**Requirements**
Without including the pictures, copy out every line below.

Source records

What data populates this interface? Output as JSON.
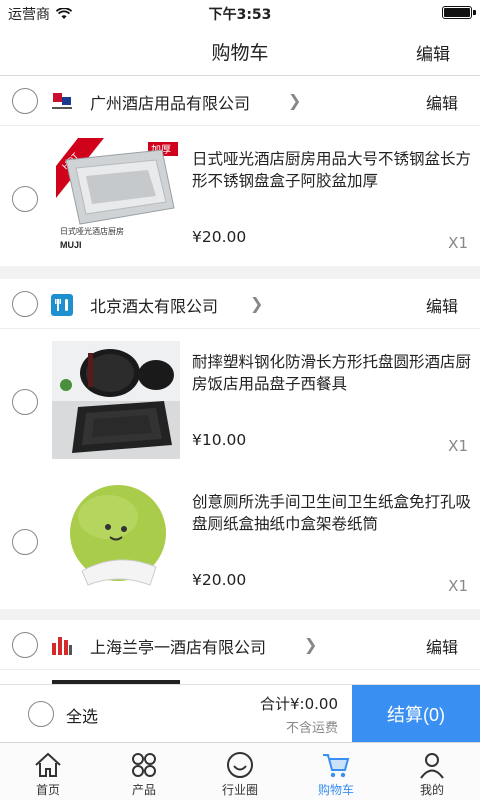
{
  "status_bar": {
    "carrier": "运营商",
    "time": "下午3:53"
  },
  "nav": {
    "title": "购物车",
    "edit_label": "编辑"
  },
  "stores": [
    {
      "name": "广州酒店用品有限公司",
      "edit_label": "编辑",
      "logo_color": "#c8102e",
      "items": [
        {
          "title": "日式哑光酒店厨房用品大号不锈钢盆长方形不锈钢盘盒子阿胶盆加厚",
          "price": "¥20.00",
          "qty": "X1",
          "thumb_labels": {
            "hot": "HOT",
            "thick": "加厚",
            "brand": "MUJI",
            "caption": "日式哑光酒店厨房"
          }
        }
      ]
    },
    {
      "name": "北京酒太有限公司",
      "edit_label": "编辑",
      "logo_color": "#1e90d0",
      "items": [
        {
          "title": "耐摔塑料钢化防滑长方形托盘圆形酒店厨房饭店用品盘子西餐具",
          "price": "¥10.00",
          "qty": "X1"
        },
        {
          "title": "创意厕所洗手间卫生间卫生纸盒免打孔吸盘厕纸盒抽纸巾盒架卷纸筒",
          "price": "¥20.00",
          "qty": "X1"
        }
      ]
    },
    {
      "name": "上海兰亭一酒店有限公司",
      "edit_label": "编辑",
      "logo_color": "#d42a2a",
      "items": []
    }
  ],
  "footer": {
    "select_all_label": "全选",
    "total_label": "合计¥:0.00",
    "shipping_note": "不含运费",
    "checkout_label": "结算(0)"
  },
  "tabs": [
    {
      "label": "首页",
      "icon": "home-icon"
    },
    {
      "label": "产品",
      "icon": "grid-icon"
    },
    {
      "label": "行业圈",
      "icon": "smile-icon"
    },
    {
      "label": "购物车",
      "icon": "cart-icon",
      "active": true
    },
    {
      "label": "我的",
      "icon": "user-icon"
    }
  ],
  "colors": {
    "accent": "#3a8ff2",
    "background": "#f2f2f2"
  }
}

**Written reply**
What data populates this interface? Output as JSON.
{
  "status_bar": {
    "carrier": "运营商",
    "time": "下午3:53"
  },
  "nav": {
    "title": "购物车",
    "edit_label": "编辑"
  },
  "stores": [
    {
      "name": "广州酒店用品有限公司",
      "edit_label": "编辑",
      "logo_color": "#c8102e",
      "items": [
        {
          "title": "日式哑光酒店厨房用品大号不锈钢盆长方形不锈钢盘盒子阿胶盆加厚",
          "price": "¥20.00",
          "qty": "X1",
          "thumb_labels": {
            "hot": "HOT",
            "thick": "加厚",
            "brand": "MUJI",
            "caption": "日式哑光酒店厨房"
          }
        }
      ]
    },
    {
      "name": "北京酒太有限公司",
      "edit_label": "编辑",
      "logo_color": "#1e90d0",
      "items": [
        {
          "title": "耐摔塑料钢化防滑长方形托盘圆形酒店厨房饭店用品盘子西餐具",
          "price": "¥10.00",
          "qty": "X1"
        },
        {
          "title": "创意厕所洗手间卫生间卫生纸盒免打孔吸盘厕纸盒抽纸巾盒架卷纸筒",
          "price": "¥20.00",
          "qty": "X1"
        }
      ]
    },
    {
      "name": "上海兰亭一酒店有限公司",
      "edit_label": "编辑",
      "logo_color": "#d42a2a",
      "items": []
    }
  ],
  "footer": {
    "select_all_label": "全选",
    "total_label": "合计¥:0.00",
    "shipping_note": "不含运费",
    "checkout_label": "结算(0)"
  },
  "tabs": [
    {
      "label": "首页",
      "icon": "home-icon"
    },
    {
      "label": "产品",
      "icon": "grid-icon"
    },
    {
      "label": "行业圈",
      "icon": "smile-icon"
    },
    {
      "label": "购物车",
      "icon": "cart-icon",
      "active": true
    },
    {
      "label": "我的",
      "icon": "user-icon"
    }
  ],
  "colors": {
    "accent": "#3a8ff2",
    "background": "#f2f2f2"
  }
}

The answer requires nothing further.